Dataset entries
- - - - -
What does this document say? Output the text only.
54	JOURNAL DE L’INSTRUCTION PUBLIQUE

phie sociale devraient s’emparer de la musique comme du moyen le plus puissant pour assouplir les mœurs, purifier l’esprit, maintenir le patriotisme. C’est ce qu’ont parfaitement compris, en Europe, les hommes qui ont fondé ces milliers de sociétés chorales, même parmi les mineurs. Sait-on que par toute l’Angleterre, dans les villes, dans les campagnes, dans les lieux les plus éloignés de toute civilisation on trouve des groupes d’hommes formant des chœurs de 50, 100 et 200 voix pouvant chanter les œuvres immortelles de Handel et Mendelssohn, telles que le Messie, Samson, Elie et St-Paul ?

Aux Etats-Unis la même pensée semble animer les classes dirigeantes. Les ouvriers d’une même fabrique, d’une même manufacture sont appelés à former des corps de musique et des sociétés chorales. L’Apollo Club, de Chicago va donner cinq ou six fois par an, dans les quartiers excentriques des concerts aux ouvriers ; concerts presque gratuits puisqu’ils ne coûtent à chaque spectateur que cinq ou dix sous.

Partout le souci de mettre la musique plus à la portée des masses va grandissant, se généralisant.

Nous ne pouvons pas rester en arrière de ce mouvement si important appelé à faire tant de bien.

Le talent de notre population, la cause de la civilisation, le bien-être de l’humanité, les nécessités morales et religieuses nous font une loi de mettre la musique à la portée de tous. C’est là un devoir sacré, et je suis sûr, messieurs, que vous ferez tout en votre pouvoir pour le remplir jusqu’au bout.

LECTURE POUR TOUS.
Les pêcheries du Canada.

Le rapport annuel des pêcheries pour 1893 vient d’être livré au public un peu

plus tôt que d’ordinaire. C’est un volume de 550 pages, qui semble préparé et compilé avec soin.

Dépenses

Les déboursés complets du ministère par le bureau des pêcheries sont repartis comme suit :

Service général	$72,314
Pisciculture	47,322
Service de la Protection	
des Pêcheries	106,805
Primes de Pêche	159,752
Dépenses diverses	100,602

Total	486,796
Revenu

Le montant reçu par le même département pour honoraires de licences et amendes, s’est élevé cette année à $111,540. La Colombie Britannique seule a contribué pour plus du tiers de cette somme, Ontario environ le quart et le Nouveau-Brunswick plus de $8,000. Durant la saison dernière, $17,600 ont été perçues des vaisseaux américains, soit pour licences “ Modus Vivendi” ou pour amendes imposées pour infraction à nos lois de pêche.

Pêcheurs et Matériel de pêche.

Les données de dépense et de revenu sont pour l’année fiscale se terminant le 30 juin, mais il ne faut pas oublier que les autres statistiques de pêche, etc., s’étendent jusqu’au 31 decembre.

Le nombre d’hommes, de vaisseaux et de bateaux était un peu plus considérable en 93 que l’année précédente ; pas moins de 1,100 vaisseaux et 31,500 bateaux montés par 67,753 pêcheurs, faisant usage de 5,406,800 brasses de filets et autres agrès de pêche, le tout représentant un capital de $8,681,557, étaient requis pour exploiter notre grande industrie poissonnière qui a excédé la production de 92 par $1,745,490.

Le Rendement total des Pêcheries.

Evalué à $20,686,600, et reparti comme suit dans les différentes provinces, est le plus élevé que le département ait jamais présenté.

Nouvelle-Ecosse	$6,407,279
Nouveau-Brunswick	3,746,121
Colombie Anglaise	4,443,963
- - - - -
AIM>
Go through the listing and print each line exactly as it appears.

ANSWER TO THIS EXERCISE>
What does this document say? Output the text only.
54	JOURNAL DE L’INSTRUCTION PUBLIQUE

phie sociale devraient s’emparer de la musique comme du moyen le plus puissant pour assouplir les mœurs, purifier l’esprit, maintenir le patriotisme. C’est ce qu’ont parfaitement compris, en Europe, les hommes qui ont fondé ces milliers de sociétés chorales, même parmi les mineurs. Sait-on que par toute l’Angleterre, dans les villes, dans les campagnes, dans les lieux les plus éloignés de toute civilisation on trouve des groupes d’hommes formant des chœurs de 50, 100 et 200 voix pouvant chanter les œuvres immortelles de Handel et Mendelssohn, telles que le Messie, Samson, Elie et St-Paul ?

Aux Etats-Unis la même pensée semble animer les classes dirigeantes. Les ouvriers d’une même fabrique, d’une même manufacture sont appelés à former des corps de musique et des sociétés chorales. L’Apollo Club, de Chicago va donner cinq ou six fois par an, dans les quartiers excentriques des concerts aux ouvriers ; concerts presque gratuits puisqu’ils ne coûtent à chaque spectateur que cinq ou dix sous.

Partout le souci de mettre la musique plus à la portée des masses va grandissant, se généralisant.

Nous ne pouvons pas rester en arrière de ce mouvement si important appelé à faire tant de bien.

Le talent de notre population, la cause de la civilisation, le bien-être de l’humanité, les nécessités morales et religieuses nous font une loi de mettre la musique à la portée de tous. C’est là un devoir sacré, et je suis sûr, messieurs, que vous ferez tout en votre pouvoir pour le remplir jusqu’au bout.

LECTURE POUR TOUS.
Les pêcheries du Canada.

Le rapport annuel des pêcheries pour 1893 vient d’être livré au public un peu

plus tôt que d’ordinaire. C’est un volume de 550 pages, qui semble préparé et compilé avec soin.

Dépenses

Les déboursés complets du ministère par le bureau des pêcheries sont repartis comme suit :

Service général	$72,314
Pisciculture	47,322
Service de la Protection	
des Pêcheries	106,805
Primes de Pêche	159,752
Dépenses diverses	100,602

Total	486,796
Revenu

Le montant reçu par le même département pour honoraires de licences et amendes, s’est élevé cette année à $111,540. La Colombie Britannique seule a contribué pour plus du tiers de cette somme, Ontario environ le quart et le Nouveau-Brunswick plus de $8,000. Durant la saison dernière, $17,600 ont été perçues des vaisseaux américains, soit pour licences “ Modus Vivendi” ou pour amendes imposées pour infraction à nos lois de pêche.

Pêcheurs et Matériel de pêche.

Les données de dépense et de revenu sont pour l’année fiscale se terminant le 30 juin, mais il ne faut pas oublier que les autres statistiques de pêche, etc., s’étendent jusqu’au 31 decembre.

Le nombre d’hommes, de vaisseaux et de bateaux était un peu plus considérable en 93 que l’année précédente ; pas moins de 1,100 vaisseaux et 31,500 bateaux montés par 67,753 pêcheurs, faisant usage de 5,406,800 brasses de filets et autres agrès de pêche, le tout représentant un capital de $8,681,557, étaient requis pour exploiter notre grande industrie poissonnière qui a excédé la production de 92 par $1,745,490.

Le Rendement total des Pêcheries.

Evalué à $20,686,600, et reparti comme suit dans les différentes provinces, est le plus élevé que le département ait jamais présenté.

Nouvelle-Ecosse	$6,407,279
Nouveau-Brunswick	3,746,121
Colombie Anglaise	4,443,963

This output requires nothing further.